(Saved entries)

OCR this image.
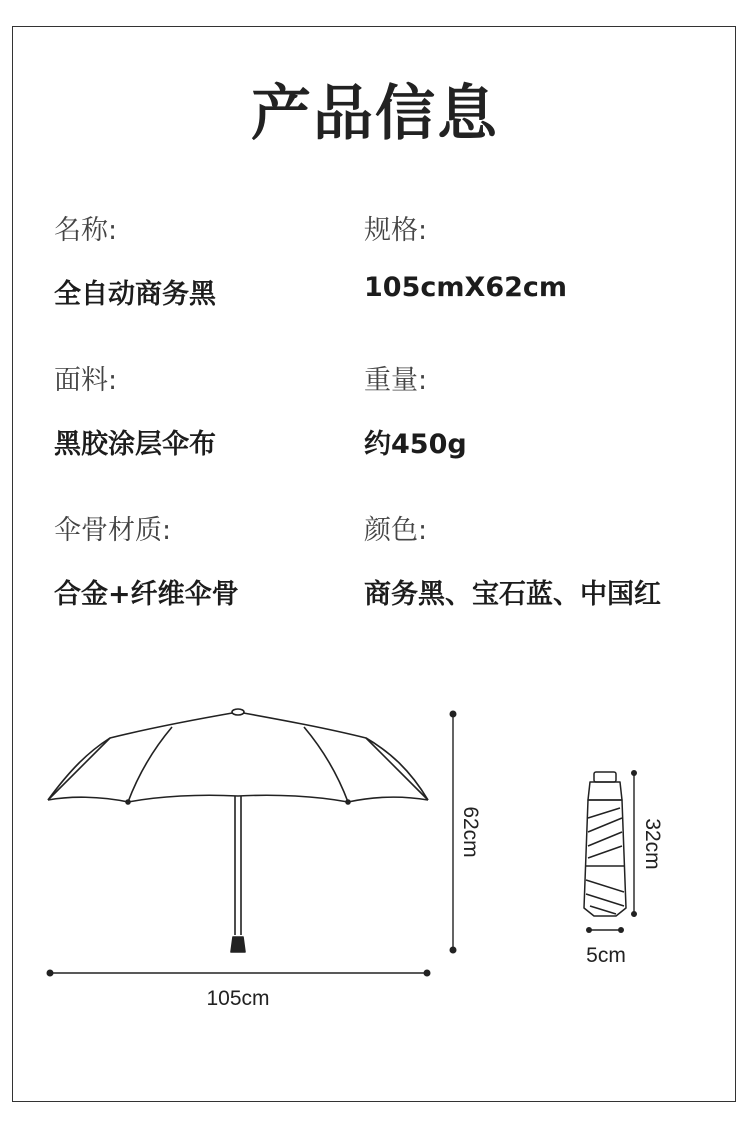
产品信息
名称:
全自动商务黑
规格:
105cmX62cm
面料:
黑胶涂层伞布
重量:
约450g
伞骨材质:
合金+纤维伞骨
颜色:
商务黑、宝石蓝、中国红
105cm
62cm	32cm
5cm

...

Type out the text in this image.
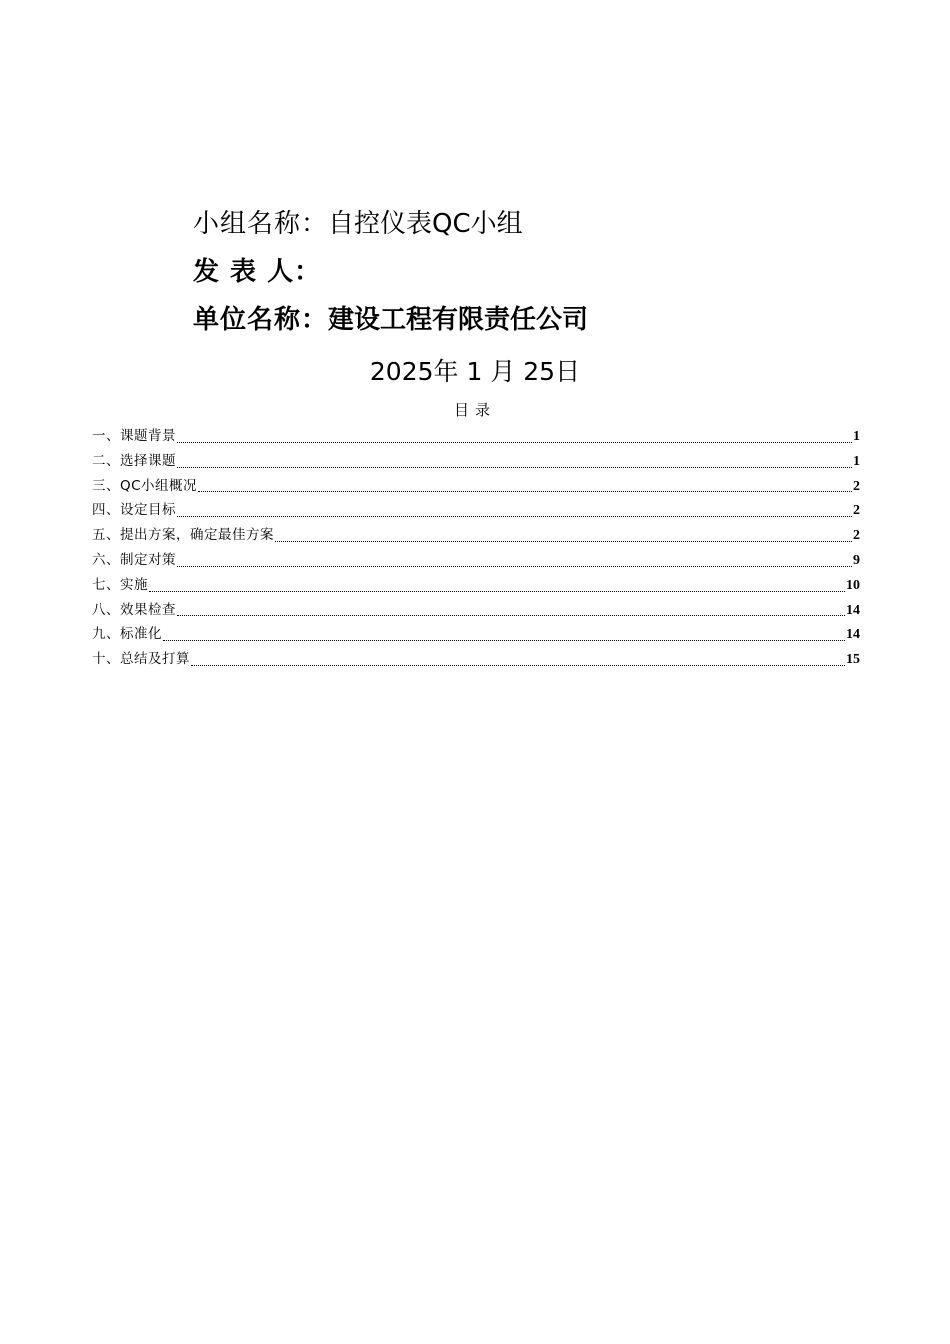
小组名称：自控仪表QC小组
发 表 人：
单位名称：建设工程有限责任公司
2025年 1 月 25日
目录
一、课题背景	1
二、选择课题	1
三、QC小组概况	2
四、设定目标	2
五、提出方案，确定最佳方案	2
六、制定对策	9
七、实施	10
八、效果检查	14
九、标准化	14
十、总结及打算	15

## TASK INSTRUCTIONS
List all lines holding the string "image".

## RESPONSE TO THE TASK
OCR this image.
Type out the text in this image.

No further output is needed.